▸ Data records:
────

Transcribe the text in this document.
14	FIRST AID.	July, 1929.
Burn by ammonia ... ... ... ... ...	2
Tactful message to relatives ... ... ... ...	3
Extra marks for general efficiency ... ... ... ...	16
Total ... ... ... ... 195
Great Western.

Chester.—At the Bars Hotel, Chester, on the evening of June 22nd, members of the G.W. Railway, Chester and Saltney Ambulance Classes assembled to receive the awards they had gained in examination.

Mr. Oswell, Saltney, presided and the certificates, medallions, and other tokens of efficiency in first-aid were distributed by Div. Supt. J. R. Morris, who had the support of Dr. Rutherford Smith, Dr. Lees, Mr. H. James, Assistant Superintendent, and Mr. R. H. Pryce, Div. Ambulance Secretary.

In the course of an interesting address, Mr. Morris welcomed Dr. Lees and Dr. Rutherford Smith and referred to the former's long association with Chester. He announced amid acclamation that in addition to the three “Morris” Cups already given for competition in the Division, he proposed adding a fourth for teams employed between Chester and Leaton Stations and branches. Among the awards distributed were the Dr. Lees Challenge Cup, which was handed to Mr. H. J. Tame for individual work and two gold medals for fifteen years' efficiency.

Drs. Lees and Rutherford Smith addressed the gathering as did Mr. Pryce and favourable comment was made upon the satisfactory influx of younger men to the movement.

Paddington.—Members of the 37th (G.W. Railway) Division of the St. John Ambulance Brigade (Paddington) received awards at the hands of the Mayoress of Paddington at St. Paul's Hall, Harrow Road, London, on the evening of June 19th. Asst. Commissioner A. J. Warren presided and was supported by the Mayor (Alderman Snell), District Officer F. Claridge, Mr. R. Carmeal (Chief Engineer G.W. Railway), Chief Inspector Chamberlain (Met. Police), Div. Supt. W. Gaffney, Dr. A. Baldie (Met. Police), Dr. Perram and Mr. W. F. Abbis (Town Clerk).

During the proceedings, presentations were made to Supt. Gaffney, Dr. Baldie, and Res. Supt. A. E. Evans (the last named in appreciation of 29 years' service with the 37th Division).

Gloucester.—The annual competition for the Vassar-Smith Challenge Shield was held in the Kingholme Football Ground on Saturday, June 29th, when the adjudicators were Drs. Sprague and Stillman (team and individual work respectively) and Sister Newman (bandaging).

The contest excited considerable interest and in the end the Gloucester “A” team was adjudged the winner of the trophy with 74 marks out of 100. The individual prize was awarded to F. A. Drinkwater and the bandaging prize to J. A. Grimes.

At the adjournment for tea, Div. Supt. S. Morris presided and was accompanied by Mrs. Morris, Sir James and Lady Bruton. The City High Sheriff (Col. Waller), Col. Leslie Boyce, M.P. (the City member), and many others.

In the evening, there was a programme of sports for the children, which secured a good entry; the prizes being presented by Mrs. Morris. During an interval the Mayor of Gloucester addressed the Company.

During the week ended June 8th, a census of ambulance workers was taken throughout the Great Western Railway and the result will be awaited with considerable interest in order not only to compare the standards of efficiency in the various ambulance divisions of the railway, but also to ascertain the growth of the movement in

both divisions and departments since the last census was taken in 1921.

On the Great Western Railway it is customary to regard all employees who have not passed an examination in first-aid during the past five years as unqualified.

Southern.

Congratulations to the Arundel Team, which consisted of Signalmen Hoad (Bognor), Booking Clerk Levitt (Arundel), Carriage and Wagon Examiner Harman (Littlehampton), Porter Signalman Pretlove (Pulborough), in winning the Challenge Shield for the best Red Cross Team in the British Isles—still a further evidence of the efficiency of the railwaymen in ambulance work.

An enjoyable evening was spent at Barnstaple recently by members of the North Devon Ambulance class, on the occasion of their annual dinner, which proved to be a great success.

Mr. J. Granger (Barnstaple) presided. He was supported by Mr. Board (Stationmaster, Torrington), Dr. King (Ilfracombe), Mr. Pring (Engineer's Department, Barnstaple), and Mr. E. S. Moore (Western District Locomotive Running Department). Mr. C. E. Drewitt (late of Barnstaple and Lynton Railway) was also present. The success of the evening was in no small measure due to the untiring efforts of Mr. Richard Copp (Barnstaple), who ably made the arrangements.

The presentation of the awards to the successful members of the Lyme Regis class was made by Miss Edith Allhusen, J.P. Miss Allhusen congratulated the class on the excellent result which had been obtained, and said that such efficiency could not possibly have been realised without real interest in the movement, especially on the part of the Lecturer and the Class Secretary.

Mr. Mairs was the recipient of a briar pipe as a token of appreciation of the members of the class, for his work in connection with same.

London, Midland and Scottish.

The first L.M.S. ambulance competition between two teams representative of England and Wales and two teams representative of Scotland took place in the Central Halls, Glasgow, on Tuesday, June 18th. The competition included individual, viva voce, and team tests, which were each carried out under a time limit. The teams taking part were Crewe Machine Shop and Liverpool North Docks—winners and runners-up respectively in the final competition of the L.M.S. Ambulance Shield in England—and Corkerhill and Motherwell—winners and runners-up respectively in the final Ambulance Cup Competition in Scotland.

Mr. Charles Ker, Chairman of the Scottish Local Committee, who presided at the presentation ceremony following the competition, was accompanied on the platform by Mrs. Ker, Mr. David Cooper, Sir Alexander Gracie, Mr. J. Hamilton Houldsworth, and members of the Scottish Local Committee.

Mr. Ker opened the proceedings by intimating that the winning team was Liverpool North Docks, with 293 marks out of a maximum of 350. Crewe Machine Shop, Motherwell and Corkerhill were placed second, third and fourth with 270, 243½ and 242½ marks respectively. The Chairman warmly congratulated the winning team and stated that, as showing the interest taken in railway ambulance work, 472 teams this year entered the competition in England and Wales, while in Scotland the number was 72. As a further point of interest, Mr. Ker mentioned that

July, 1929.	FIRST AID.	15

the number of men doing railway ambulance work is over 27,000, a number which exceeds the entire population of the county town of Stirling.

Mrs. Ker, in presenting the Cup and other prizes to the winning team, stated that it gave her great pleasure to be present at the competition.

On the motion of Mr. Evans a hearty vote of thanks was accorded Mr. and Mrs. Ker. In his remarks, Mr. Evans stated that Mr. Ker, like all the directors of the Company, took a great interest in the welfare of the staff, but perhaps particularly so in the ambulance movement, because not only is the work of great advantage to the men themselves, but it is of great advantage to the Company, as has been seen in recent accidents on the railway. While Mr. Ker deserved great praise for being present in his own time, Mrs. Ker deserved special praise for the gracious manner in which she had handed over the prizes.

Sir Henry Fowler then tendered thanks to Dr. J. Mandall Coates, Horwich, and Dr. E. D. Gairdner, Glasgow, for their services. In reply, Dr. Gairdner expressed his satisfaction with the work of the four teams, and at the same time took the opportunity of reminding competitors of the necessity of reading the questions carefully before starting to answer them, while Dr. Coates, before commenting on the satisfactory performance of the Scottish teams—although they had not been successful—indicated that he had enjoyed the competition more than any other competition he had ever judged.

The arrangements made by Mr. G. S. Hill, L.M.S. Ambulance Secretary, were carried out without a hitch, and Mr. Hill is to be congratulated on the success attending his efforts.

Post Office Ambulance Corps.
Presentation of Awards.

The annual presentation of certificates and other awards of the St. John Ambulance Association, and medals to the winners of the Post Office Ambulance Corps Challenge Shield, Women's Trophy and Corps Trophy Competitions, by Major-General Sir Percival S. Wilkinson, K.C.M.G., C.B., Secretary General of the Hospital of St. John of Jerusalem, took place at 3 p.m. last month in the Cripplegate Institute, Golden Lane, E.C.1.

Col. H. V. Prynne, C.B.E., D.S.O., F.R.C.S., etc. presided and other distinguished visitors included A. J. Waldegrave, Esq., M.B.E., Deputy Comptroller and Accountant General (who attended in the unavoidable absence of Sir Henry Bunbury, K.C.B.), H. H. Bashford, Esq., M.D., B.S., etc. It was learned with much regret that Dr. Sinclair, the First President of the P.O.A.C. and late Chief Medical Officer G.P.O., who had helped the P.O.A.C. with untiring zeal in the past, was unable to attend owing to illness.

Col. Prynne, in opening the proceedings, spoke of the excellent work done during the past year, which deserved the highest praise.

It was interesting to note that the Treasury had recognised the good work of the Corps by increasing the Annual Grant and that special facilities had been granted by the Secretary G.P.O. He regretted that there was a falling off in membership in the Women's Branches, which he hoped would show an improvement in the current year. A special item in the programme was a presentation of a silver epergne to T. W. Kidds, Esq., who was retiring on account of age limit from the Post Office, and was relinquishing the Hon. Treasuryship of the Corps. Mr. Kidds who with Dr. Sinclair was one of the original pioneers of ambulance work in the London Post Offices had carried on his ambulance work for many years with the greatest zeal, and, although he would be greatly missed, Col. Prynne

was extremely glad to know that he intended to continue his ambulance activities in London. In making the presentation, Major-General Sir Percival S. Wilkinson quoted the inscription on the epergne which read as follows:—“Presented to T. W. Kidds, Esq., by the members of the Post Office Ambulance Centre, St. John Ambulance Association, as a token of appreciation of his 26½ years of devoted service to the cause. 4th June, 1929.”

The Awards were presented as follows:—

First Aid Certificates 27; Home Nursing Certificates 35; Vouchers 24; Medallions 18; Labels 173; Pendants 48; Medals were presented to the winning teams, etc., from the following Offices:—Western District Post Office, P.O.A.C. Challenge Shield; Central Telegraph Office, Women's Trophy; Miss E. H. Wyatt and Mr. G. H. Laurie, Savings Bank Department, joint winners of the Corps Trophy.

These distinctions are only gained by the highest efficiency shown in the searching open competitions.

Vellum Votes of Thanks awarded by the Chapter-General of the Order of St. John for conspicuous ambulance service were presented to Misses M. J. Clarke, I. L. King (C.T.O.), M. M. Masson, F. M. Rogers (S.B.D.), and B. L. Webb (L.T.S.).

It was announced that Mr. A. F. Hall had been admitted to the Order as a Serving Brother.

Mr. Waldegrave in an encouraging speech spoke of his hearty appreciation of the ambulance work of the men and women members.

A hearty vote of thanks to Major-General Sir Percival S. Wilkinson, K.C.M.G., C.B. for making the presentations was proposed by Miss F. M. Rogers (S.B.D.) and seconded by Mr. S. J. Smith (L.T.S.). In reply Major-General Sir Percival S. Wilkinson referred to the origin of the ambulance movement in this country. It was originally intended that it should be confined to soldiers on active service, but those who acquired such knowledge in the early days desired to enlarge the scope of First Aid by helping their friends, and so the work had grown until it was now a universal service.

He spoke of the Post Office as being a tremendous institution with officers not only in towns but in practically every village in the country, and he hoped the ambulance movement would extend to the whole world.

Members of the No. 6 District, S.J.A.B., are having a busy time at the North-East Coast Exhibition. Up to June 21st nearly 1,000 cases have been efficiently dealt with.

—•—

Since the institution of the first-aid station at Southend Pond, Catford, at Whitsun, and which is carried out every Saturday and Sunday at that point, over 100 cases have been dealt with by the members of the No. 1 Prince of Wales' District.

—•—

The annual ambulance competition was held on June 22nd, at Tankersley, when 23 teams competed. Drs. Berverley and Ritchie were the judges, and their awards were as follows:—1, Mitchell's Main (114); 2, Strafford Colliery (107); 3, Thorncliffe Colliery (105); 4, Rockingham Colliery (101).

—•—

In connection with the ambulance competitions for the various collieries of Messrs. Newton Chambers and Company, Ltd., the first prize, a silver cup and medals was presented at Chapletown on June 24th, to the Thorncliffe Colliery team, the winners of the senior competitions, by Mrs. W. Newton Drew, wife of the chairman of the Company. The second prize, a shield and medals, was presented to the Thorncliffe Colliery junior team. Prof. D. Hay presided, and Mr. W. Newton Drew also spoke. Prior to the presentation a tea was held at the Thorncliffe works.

────

Find the lines above that include the string "Saltney" and copy them.

▸ The response:
Chester.—At the Bars Hotel, Chester, on the evening of June 22nd, members of the G.W. Railway, Chester and Saltney Ambulance Classes assembled to receive the awards they had gained in examination.
Mr. Oswell, Saltney, presided and the certificates, medallions, and other tokens of efficiency in first-aid were distributed by Div. Supt. J. R. Morris, who had the support of Dr. Rutherford Smith, Dr. Lees, Mr. H. James, Assistant Superintendent, and Mr. R. H. Pryce, Div. Ambulance Secretary.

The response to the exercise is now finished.